[Dataset items]
## BEGIN

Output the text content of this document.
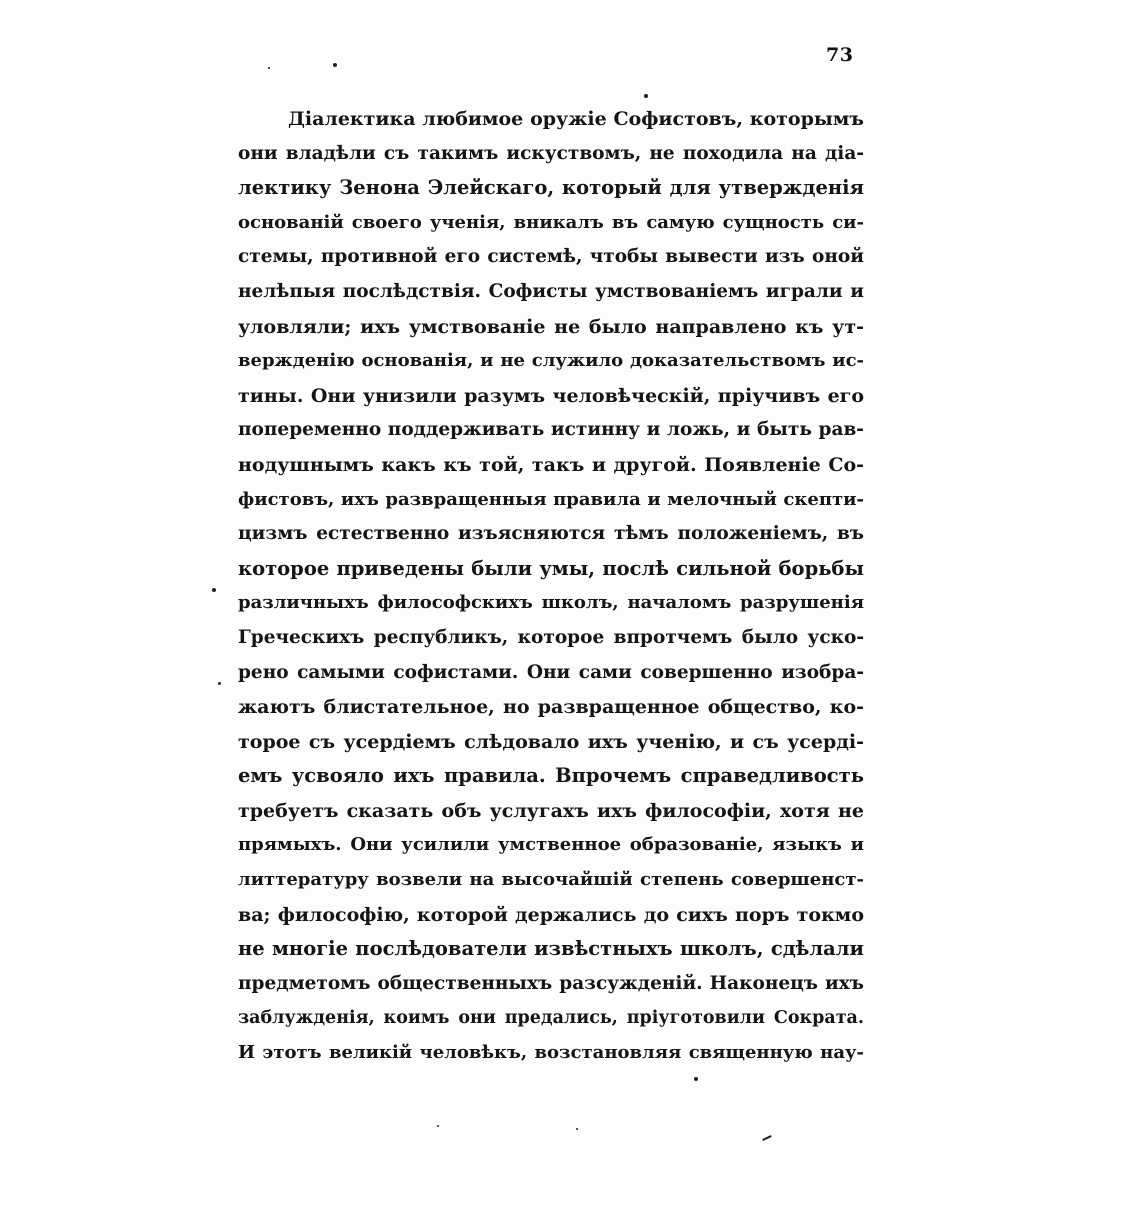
73
Діалектика любимое оружіе Софистовъ, которымъ
они владѣли съ такимъ искуствомъ, не походила на діа-
лектику Зенона Элейскаго, который для утвержденія
основаній своего ученія, вникалъ въ самую сущность си-
стемы, противной его системѣ, чтобы вывести изъ оной
нелѣпыя послѣдствія. Софисты умствованіемъ играли и
уловляли; ихъ умствованіе не было направлено къ ут-
вержденію основанія, и не служило доказательствомъ ис-
тины. Они унизили разумъ человѣческій, пріучивъ его
попеременно поддерживать истинну и ложь, и быть рав-
нодушнымъ какъ къ той, такъ и другой. Появленіе Со-
фистовъ, ихъ развращенныя правила и мелочный скепти-
цизмъ естественно изъясняются тѣмъ положеніемъ, въ
которое приведены были умы, послѣ сильной борьбы
различныхъ философскихъ школъ, началомъ разрушенія
Греческихъ республикъ, которое впротчемъ было уско-
рено самыми софистами. Они сами совершенно изобра-
жаютъ блистательное, но развращенное общество, ко-
торое съ усердіемъ слѣдовало ихъ ученію, и съ усердi-
емъ усвояло ихъ правила. Впрочемъ справедливость
требуетъ сказать объ услугахъ ихъ философіи, хотя не
прямыхъ. Они усилили умственное образованіе, языкъ и
литтературу возвели на высочайшій степень совершенст-
ва; философію, которой держались до сихъ поръ токмо
не многіе послѣдователи извѣстныхъ школъ, сдѣлали
предметомъ общественныхъ разсужденій. Наконецъ ихъ
заблужденія, коимъ они предались, пріуготовили Сократа.
И этотъ великій человѣкъ, возстановляя священную нау-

## END

Keep the pictures out of your copy, and repeat every entry above exactly.

▶ [Reply to the task]
Output the text content of this document.
73
Діалектика любимое оружіе Софистовъ, которымъ
они владѣли съ такимъ искуствомъ, не походила на діа-
лектику Зенона Элейскаго, который для утвержденія
основаній своего ученія, вникалъ въ самую сущность си-
стемы, противной его системѣ, чтобы вывести изъ оной
нелѣпыя послѣдствія. Софисты умствованіемъ играли и
уловляли; ихъ умствованіе не было направлено къ ут-
вержденію основанія, и не служило доказательствомъ ис-
тины. Они унизили разумъ человѣческій, пріучивъ его
попеременно поддерживать истинну и ложь, и быть рав-
нодушнымъ какъ къ той, такъ и другой. Появленіе Со-
фистовъ, ихъ развращенныя правила и мелочный скепти-
цизмъ естественно изъясняются тѣмъ положеніемъ, въ
которое приведены были умы, послѣ сильной борьбы
различныхъ философскихъ школъ, началомъ разрушенія
Греческихъ республикъ, которое впротчемъ было уско-
рено самыми софистами. Они сами совершенно изобра-
жаютъ блистательное, но развращенное общество, ко-
торое съ усердіемъ слѣдовало ихъ ученію, и съ усердi-
емъ усвояло ихъ правила. Впрочемъ справедливость
требуетъ сказать объ услугахъ ихъ философіи, хотя не
прямыхъ. Они усилили умственное образованіе, языкъ и
литтературу возвели на высочайшій степень совершенст-
ва; философію, которой держались до сихъ поръ токмо
не многіе послѣдователи извѣстныхъ школъ, сдѣлали
предметомъ общественныхъ разсужденій. Наконецъ ихъ
заблужденія, коимъ они предались, пріуготовили Сократа.
И этотъ великій человѣкъ, возстановляя священную нау-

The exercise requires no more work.